## MATERIAL TO PROCESS
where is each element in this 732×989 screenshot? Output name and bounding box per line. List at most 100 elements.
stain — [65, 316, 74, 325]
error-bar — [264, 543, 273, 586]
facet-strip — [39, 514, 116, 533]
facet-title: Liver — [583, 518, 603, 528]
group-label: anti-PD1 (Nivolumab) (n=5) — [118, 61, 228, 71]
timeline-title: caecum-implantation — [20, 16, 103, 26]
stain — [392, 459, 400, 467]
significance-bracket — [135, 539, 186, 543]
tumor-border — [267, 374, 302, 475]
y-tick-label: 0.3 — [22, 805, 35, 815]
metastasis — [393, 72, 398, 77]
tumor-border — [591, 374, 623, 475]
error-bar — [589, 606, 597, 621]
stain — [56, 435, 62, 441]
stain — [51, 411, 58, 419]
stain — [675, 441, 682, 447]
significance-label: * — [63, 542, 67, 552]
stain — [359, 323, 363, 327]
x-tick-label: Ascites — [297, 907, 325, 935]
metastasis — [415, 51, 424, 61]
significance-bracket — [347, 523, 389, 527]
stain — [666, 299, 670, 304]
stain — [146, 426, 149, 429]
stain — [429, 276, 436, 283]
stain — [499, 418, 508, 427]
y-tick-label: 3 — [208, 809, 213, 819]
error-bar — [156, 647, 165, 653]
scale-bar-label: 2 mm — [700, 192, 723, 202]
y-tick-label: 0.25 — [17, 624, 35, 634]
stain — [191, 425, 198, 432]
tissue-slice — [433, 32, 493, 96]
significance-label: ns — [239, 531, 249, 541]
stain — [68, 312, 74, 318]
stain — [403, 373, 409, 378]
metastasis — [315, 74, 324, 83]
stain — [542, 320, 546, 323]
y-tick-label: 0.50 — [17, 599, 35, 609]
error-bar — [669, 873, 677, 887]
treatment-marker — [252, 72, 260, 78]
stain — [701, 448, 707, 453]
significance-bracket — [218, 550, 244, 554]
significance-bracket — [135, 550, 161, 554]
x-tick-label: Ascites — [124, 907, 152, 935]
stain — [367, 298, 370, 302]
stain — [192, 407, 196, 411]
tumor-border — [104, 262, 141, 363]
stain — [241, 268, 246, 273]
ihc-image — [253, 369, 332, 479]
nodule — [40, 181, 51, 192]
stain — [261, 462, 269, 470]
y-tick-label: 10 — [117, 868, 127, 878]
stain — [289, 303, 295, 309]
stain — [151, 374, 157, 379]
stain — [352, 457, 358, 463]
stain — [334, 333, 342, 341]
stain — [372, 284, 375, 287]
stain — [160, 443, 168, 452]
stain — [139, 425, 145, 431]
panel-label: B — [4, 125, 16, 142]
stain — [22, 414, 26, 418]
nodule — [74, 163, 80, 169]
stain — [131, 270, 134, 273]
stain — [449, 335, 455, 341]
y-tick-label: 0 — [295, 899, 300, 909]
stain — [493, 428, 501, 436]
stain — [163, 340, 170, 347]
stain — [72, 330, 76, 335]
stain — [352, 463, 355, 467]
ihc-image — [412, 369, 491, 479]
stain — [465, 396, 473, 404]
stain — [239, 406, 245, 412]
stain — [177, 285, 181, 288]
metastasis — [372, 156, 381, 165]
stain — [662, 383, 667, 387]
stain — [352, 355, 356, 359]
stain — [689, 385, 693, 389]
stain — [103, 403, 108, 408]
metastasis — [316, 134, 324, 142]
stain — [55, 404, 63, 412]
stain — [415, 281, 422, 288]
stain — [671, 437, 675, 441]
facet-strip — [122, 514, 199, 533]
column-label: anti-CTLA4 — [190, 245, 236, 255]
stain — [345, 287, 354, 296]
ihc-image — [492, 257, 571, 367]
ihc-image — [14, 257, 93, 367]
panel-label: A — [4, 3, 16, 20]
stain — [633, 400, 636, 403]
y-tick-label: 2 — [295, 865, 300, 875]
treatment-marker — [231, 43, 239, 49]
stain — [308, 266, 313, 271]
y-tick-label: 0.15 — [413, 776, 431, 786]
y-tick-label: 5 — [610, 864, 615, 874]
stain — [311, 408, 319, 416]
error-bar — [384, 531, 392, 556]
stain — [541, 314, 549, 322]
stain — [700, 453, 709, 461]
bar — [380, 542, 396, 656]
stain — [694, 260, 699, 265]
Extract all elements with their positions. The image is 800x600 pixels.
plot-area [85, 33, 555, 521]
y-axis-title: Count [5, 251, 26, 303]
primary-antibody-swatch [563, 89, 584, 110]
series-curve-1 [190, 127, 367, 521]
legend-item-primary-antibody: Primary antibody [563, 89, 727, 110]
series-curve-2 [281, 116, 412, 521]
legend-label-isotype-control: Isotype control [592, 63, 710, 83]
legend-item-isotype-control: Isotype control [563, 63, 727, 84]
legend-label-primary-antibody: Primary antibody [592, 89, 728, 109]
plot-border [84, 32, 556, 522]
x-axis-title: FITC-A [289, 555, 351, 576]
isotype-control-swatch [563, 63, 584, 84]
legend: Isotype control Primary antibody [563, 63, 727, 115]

## TASK REQUIREMENTS
Without leaving anything out, repeat the data exactly.

## YOUR RESPONSE
where is each element in this 732×989 screenshot? Output name and bounding box per line. List at most 100 elements.
stain — [65, 316, 74, 325]
error-bar — [264, 543, 273, 586]
facet-strip — [39, 514, 116, 533]
facet-title: Liver — [583, 518, 603, 528]
group-label: anti-PD1 (Nivolumab) (n=5) — [118, 61, 228, 71]
timeline-title: caecum-implantation — [20, 16, 103, 26]
stain — [392, 459, 400, 467]
significance-bracket — [135, 539, 186, 543]
tumor-border — [267, 374, 302, 475]
y-tick-label: 0.3 — [22, 805, 35, 815]
metastasis — [393, 72, 398, 77]
tumor-border — [591, 374, 623, 475]
error-bar — [589, 606, 597, 621]
stain — [56, 435, 62, 441]
stain — [51, 411, 58, 419]
stain — [675, 441, 682, 447]
significance-label: * — [63, 542, 67, 552]
stain — [359, 323, 363, 327]
x-tick-label: Ascites — [297, 907, 325, 935]
metastasis — [415, 51, 424, 61]
significance-bracket — [347, 523, 389, 527]
stain — [666, 299, 670, 304]
stain — [146, 426, 149, 429]
stain — [429, 276, 436, 283]
stain — [499, 418, 508, 427]
y-tick-label: 3 — [208, 809, 213, 819]
error-bar — [156, 647, 165, 653]
scale-bar-label: 2 mm — [700, 192, 723, 202]
y-tick-label: 0.25 — [17, 624, 35, 634]
stain — [191, 425, 198, 432]
tissue-slice — [433, 32, 493, 96]
significance-label: ns — [239, 531, 249, 541]
stain — [68, 312, 74, 318]
stain — [403, 373, 409, 378]
metastasis — [315, 74, 324, 83]
stain — [542, 320, 546, 323]
y-tick-label: 0.50 — [17, 599, 35, 609]
error-bar — [669, 873, 677, 887]
treatment-marker — [252, 72, 260, 78]
stain — [701, 448, 707, 453]
significance-bracket — [218, 550, 244, 554]
significance-bracket — [135, 550, 161, 554]
x-tick-label: Ascites — [124, 907, 152, 935]
stain — [367, 298, 370, 302]
stain — [192, 407, 196, 411]
tumor-border — [104, 262, 141, 363]
stain — [241, 268, 246, 273]
ihc-image — [253, 369, 332, 479]
nodule — [40, 181, 51, 192]
stain — [261, 462, 269, 470]
y-tick-label: 10 — [117, 868, 127, 878]
stain — [289, 303, 295, 309]
stain — [151, 374, 157, 379]
stain — [352, 457, 358, 463]
stain — [334, 333, 342, 341]
stain — [372, 284, 375, 287]
stain — [160, 443, 168, 452]
stain — [139, 425, 145, 431]
panel-label: B — [4, 125, 16, 142]
stain — [22, 414, 26, 418]
nodule — [74, 163, 80, 169]
stain — [131, 270, 134, 273]
stain — [449, 335, 455, 341]
y-tick-label: 0 — [295, 899, 300, 909]
stain — [493, 428, 501, 436]
stain — [163, 340, 170, 347]
stain — [72, 330, 76, 335]
stain — [352, 463, 355, 467]
ihc-image — [412, 369, 491, 479]
stain — [465, 396, 473, 404]
stain — [239, 406, 245, 412]
stain — [177, 285, 181, 288]
metastasis — [372, 156, 381, 165]
stain — [662, 383, 667, 387]
stain — [352, 355, 356, 359]
stain — [689, 385, 693, 389]
stain — [103, 403, 108, 408]
metastasis — [316, 134, 324, 142]
stain — [55, 404, 63, 412]
stain — [415, 281, 422, 288]
stain — [671, 437, 675, 441]
facet-strip — [122, 514, 199, 533]
column-label: anti-CTLA4 — [190, 245, 236, 255]
stain — [345, 287, 354, 296]
ihc-image — [492, 257, 571, 367]
ihc-image — [14, 257, 93, 367]
panel-label: A — [4, 3, 16, 20]
stain — [633, 400, 636, 403]
y-tick-label: 2 — [295, 865, 300, 875]
treatment-marker — [231, 43, 239, 49]
stain — [308, 266, 313, 271]
y-tick-label: 0.15 — [413, 776, 431, 786]
y-tick-label: 5 — [610, 864, 615, 874]
stain — [311, 408, 319, 416]
error-bar — [384, 531, 392, 556]
stain — [541, 314, 549, 322]
stain — [700, 453, 709, 461]
bar — [380, 542, 396, 656]
stain — [694, 260, 699, 265]
Extract all elements with their positions. The image is 800x600 pixels.
plot-area [85, 33, 555, 521]
y-axis-title: Count [5, 251, 26, 303]
primary-antibody-swatch [563, 89, 584, 110]
series-curve-1 [190, 127, 367, 521]
legend-item-primary-antibody: Primary antibody [563, 89, 727, 110]
series-curve-2 [281, 116, 412, 521]
legend-label-isotype-control: Isotype control [592, 63, 710, 83]
legend-item-isotype-control: Isotype control [563, 63, 727, 84]
legend-label-primary-antibody: Primary antibody [592, 89, 728, 109]
plot-border [84, 32, 556, 522]
x-axis-title: FITC-A [289, 555, 351, 576]
isotype-control-swatch [563, 63, 584, 84]
legend: Isotype control Primary antibody [563, 63, 727, 115]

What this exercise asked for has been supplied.